_Given instruction_: Your answer should be a single number: the count of lines containing the string "camera".

_Information provided_:

----

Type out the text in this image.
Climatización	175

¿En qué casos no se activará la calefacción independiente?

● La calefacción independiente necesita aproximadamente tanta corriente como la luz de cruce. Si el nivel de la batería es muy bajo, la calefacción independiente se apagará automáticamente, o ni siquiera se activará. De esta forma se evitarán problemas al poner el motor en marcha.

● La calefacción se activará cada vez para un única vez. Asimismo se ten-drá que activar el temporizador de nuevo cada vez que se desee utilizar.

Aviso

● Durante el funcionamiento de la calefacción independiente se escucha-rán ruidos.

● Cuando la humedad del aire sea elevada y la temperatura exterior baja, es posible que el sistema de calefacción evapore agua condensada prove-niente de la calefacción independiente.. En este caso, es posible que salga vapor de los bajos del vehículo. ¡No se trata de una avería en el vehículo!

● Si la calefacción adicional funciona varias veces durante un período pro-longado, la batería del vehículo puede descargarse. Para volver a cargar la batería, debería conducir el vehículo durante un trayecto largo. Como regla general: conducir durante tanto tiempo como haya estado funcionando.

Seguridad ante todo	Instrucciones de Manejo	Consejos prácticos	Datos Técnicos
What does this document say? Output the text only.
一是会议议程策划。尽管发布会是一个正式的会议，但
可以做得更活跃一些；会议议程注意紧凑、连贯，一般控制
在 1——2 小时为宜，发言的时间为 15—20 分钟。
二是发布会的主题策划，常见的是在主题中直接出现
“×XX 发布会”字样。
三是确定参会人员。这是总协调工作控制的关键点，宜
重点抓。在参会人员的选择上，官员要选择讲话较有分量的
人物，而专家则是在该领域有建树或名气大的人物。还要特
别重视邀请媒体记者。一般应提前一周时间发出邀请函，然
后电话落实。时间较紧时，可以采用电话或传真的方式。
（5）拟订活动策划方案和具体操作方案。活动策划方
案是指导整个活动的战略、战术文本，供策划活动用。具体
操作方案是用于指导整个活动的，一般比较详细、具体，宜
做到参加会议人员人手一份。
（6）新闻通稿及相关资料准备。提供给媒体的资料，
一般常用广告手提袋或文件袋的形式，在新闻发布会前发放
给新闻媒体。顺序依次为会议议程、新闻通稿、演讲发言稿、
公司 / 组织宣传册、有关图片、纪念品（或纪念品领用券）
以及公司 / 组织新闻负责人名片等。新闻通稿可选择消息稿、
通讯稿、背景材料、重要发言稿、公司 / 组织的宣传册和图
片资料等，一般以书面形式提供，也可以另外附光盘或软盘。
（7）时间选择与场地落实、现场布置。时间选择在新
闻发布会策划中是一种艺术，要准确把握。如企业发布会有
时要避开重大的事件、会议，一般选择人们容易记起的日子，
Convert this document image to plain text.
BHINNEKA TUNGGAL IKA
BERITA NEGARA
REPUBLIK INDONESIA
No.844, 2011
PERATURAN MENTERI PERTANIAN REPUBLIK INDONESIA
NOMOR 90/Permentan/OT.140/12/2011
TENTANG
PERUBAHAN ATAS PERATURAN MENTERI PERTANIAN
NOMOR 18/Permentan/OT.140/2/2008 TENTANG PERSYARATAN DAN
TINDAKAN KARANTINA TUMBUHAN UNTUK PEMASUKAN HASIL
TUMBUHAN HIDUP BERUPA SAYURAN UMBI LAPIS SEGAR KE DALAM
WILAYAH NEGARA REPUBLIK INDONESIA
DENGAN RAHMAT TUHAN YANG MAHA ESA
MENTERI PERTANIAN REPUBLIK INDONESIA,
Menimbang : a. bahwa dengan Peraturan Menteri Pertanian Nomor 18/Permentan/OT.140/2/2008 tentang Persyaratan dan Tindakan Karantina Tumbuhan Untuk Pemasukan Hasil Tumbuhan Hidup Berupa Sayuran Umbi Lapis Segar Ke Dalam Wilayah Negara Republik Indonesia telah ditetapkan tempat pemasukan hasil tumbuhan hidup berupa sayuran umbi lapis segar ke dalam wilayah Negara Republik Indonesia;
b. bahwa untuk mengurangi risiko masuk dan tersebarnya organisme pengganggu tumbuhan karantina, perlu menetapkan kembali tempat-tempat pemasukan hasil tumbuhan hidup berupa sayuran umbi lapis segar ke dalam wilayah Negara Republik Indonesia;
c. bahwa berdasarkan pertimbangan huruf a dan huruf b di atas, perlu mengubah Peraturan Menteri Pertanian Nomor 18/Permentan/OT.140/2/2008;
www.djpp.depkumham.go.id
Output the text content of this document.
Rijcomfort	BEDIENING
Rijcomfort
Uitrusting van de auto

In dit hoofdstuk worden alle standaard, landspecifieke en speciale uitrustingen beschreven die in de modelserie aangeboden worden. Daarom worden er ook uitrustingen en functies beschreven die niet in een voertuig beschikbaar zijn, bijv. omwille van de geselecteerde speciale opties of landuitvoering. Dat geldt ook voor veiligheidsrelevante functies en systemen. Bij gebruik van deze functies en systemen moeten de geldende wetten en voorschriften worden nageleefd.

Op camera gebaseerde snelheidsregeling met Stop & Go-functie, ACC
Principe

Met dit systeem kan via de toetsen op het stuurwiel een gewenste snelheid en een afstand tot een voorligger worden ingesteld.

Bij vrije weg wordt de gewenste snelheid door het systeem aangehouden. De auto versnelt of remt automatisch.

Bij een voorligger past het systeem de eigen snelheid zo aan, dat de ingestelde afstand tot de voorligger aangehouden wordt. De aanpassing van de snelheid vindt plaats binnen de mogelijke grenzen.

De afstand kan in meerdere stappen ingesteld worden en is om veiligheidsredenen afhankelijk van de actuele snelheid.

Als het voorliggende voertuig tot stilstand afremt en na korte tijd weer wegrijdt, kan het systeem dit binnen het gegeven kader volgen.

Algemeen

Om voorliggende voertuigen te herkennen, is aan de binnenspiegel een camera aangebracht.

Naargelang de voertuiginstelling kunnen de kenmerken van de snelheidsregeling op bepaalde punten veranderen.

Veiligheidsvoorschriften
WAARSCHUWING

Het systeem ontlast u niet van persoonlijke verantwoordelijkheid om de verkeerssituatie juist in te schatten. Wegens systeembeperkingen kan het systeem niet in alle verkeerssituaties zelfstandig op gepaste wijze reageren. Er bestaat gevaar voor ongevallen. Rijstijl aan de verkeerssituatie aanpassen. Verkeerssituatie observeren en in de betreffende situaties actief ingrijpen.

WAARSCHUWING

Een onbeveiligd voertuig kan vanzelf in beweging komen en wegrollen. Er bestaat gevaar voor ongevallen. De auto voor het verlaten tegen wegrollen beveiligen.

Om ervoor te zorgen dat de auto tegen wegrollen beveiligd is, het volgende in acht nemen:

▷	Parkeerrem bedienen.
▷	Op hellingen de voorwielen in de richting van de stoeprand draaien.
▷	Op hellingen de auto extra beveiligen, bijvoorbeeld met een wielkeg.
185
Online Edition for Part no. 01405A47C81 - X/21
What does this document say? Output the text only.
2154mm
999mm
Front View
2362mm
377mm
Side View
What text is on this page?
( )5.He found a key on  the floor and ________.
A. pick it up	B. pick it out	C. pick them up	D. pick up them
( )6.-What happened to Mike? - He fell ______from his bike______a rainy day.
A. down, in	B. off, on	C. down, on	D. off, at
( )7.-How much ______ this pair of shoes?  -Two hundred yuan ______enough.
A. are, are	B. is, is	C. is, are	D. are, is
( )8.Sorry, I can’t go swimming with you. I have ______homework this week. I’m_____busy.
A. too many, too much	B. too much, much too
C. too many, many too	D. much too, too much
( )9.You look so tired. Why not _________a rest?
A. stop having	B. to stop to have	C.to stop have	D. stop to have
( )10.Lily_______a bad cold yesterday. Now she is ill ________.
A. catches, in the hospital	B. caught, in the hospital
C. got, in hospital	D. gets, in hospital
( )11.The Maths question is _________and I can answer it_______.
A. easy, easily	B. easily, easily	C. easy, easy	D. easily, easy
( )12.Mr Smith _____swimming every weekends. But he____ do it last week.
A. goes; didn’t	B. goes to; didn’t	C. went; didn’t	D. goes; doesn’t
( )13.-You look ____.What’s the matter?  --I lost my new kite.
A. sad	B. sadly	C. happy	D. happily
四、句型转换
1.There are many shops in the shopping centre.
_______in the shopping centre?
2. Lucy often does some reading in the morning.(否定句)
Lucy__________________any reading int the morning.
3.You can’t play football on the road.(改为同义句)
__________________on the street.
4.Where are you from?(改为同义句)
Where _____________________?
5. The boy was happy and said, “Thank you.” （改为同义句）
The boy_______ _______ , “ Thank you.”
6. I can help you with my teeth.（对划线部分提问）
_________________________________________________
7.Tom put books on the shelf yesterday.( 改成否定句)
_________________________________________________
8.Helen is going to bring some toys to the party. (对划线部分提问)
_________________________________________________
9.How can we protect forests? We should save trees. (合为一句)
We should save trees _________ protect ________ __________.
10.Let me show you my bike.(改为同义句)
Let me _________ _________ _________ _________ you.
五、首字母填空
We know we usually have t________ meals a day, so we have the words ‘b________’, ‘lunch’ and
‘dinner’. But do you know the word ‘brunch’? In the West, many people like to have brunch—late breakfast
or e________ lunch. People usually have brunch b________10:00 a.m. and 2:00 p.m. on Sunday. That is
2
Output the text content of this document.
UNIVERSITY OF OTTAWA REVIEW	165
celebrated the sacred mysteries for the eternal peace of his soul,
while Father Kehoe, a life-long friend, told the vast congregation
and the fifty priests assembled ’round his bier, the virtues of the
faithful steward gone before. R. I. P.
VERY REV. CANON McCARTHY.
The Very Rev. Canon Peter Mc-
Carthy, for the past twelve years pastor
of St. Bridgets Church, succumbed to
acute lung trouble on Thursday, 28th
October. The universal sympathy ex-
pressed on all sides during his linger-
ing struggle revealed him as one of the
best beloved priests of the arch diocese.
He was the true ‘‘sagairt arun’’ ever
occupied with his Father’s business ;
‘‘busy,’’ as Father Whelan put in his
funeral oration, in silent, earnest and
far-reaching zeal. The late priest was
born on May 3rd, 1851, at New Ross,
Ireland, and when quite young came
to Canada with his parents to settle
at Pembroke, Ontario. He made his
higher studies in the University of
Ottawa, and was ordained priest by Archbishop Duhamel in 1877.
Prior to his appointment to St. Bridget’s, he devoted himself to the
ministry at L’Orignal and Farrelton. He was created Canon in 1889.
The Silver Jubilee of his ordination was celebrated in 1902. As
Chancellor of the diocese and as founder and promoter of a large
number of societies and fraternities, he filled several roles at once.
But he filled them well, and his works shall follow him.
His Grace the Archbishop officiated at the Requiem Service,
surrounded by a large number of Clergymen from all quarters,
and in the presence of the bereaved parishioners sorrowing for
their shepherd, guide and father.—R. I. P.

----

_Finished exercise_: 2